**Information given**
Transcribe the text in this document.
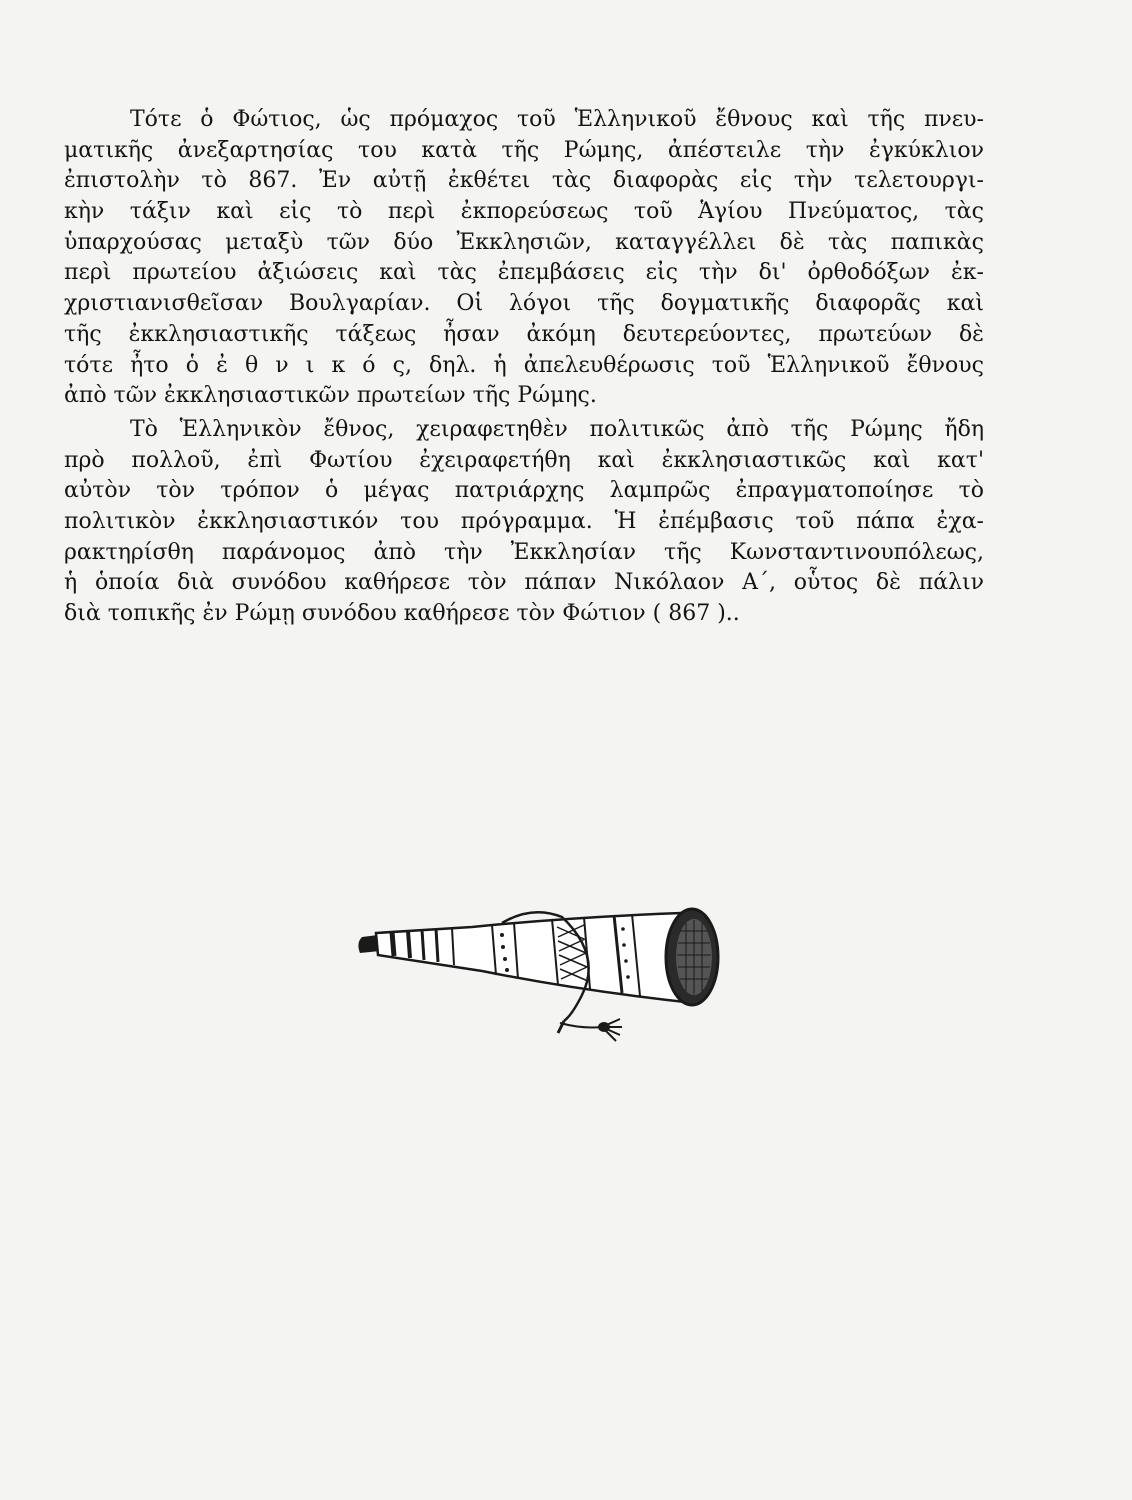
Τότε ὁ Φώτιος, ὡς πρόμαχος τοῦ Ἑλληνικοῦ ἔθνους καὶ τῆς πνευ-
ματικῆς ἀνεξαρτησίας του κατὰ τῆς Ρώμης, ἀπέστειλε τὴν ἐγκύκλιον
ἐπιστολὴν τὸ 867. Ἐν αὐτῇ ἐκθέτει τὰς διαφορὰς εἰς τὴν τελετουργι-
κὴν τάξιν καὶ εἰς τὸ περὶ ἐκπορεύσεως τοῦ Ἁγίου Πνεύματος, τὰς
ὑπαρχούσας μεταξὺ τῶν δύο Ἐκκλησιῶν, καταγγέλλει δὲ τὰς παπικὰς
περὶ πρωτείου ἀξιώσεις καὶ τὰς ἐπεμβάσεις εἰς τὴν δι' ὀρθοδόξων ἐκ-
χριστιανισθεῖσαν Βουλγαρίαν. Οἱ λόγοι τῆς δογματικῆς διαφορᾶς καὶ
τῆς ἐκκλησιαστικῆς τάξεως ἦσαν ἀκόμη δευτερεύοντες, πρωτεύων δὲ
τότε ἦτο ὁ ἐ θ ν ι κ ό ς, δηλ. ἡ ἀπελευθέρωσις τοῦ Ἑλληνικοῦ ἔθνους
ἀπὸ τῶν ἐκκλησιαστικῶν πρωτείων τῆς Ρώμης.

Τὸ Ἑλληνικὸν ἔθνος, χειραφετηθὲν πολιτικῶς ἀπὸ τῆς Ρώμης ἤδη
πρὸ πολλοῦ, ἐπὶ Φωτίου ἐχειραφετήθη καὶ ἐκκλησιαστικῶς καὶ κατ'
αὐτὸν τὸν τρόπον ὁ μέγας πατριάρχης λαμπρῶς ἐπραγματοποίησε τὸ
πολιτικὸν ἐκκλησιαστικόν του πρόγραμμα. Ἡ ἐπέμβασις τοῦ πάπα ἐχα-
ρακτηρίσθη παράνομος ἀπὸ τὴν Ἐκκλησίαν τῆς Κωνσταντινουπόλεως,
ἡ ὁποία διὰ συνόδου καθήρεσε τὸν πάπαν Νικόλαον Α΄, οὗτος δὲ πάλιν
διὰ τοπικῆς ἐν Ρώμῃ συνόδου καθήρεσε τὸν Φώτιον ( 867 )..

**Directions**
All of the data needs repeating exactly, but the pictures do not.

**Reply to the task**
Transcribe the text in this document.
Τότε ὁ Φώτιος, ὡς πρόμαχος τοῦ Ἑλληνικοῦ ἔθνους καὶ τῆς πνευ-
ματικῆς ἀνεξαρτησίας του κατὰ τῆς Ρώμης, ἀπέστειλε τὴν ἐγκύκλιον
ἐπιστολὴν τὸ 867. Ἐν αὐτῇ ἐκθέτει τὰς διαφορὰς εἰς τὴν τελετουργι-
κὴν τάξιν καὶ εἰς τὸ περὶ ἐκπορεύσεως τοῦ Ἁγίου Πνεύματος, τὰς
ὑπαρχούσας μεταξὺ τῶν δύο Ἐκκλησιῶν, καταγγέλλει δὲ τὰς παπικὰς
περὶ πρωτείου ἀξιώσεις καὶ τὰς ἐπεμβάσεις εἰς τὴν δι' ὀρθοδόξων ἐκ-
χριστιανισθεῖσαν Βουλγαρίαν. Οἱ λόγοι τῆς δογματικῆς διαφορᾶς καὶ
τῆς ἐκκλησιαστικῆς τάξεως ἦσαν ἀκόμη δευτερεύοντες, πρωτεύων δὲ
τότε ἦτο ὁ ἐ θ ν ι κ ό ς, δηλ. ἡ ἀπελευθέρωσις τοῦ Ἑλληνικοῦ ἔθνους
ἀπὸ τῶν ἐκκλησιαστικῶν πρωτείων τῆς Ρώμης.

Τὸ Ἑλληνικὸν ἔθνος, χειραφετηθὲν πολιτικῶς ἀπὸ τῆς Ρώμης ἤδη
πρὸ πολλοῦ, ἐπὶ Φωτίου ἐχειραφετήθη καὶ ἐκκλησιαστικῶς καὶ κατ'
αὐτὸν τὸν τρόπον ὁ μέγας πατριάρχης λαμπρῶς ἐπραγματοποίησε τὸ
πολιτικὸν ἐκκλησιαστικόν του πρόγραμμα. Ἡ ἐπέμβασις τοῦ πάπα ἐχα-
ρακτηρίσθη παράνομος ἀπὸ τὴν Ἐκκλησίαν τῆς Κωνσταντινουπόλεως,
ἡ ὁποία διὰ συνόδου καθήρεσε τὸν πάπαν Νικόλαον Α΄, οὗτος δὲ πάλιν
διὰ τοπικῆς ἐν Ρώμῃ συνόδου καθήρεσε τὸν Φώτιον ( 867 )..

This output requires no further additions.